— Problem details —
Extract every line of the material that holds the string "year".
━━━━━ Dataset rows ━━━━━
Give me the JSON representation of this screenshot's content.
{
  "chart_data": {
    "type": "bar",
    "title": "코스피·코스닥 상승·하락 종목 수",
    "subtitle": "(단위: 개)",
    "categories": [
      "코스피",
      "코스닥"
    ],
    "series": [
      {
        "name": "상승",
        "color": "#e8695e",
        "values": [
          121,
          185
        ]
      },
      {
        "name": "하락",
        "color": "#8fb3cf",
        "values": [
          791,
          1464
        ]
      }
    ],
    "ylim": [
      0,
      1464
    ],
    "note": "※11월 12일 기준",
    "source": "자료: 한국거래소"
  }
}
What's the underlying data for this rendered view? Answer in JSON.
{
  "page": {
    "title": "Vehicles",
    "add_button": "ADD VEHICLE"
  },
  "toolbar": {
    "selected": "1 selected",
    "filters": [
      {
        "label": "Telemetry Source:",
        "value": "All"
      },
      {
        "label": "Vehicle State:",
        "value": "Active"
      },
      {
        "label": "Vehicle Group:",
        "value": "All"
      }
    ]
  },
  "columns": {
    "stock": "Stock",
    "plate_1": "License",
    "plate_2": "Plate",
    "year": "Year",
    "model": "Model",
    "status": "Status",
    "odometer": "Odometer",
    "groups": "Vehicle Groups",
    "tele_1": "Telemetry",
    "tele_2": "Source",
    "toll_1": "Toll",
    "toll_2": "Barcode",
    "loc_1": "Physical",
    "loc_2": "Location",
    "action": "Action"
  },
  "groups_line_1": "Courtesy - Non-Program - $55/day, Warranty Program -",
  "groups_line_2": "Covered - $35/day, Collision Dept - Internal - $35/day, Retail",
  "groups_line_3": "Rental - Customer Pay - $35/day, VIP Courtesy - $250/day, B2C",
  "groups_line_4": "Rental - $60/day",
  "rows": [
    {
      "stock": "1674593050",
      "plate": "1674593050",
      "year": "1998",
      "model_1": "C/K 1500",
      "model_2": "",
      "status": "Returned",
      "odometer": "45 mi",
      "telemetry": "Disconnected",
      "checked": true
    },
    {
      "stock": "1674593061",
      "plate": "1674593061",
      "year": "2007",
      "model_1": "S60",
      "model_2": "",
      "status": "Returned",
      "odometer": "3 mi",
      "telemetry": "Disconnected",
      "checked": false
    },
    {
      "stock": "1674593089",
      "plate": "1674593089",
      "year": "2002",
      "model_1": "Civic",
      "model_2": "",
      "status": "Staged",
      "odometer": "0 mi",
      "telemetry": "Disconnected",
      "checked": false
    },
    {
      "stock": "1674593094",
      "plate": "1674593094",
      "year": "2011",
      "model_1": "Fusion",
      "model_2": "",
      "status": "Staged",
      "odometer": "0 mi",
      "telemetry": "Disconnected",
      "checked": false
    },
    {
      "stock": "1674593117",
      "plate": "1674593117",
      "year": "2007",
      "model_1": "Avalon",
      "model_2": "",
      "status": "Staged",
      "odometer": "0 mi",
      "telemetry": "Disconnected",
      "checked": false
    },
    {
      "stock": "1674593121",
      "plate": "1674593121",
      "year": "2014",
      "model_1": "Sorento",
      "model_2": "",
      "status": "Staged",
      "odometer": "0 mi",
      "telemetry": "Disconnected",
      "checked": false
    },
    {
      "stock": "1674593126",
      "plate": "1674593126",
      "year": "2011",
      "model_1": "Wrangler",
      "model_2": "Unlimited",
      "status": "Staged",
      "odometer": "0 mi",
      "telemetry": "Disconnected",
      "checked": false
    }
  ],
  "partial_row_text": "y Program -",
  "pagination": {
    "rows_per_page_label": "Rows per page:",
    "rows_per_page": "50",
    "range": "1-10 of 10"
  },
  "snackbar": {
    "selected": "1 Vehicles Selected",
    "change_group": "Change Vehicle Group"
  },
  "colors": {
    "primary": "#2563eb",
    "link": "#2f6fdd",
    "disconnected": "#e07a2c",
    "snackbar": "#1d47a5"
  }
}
━━━━━
— Output for this exercise —
    "year": "Year",
      "year": "1998",
      "year": "2007",
      "year": "2002",
      "year": "2011",
      "year": "2007",
      "year": "2014",
      "year": "2011",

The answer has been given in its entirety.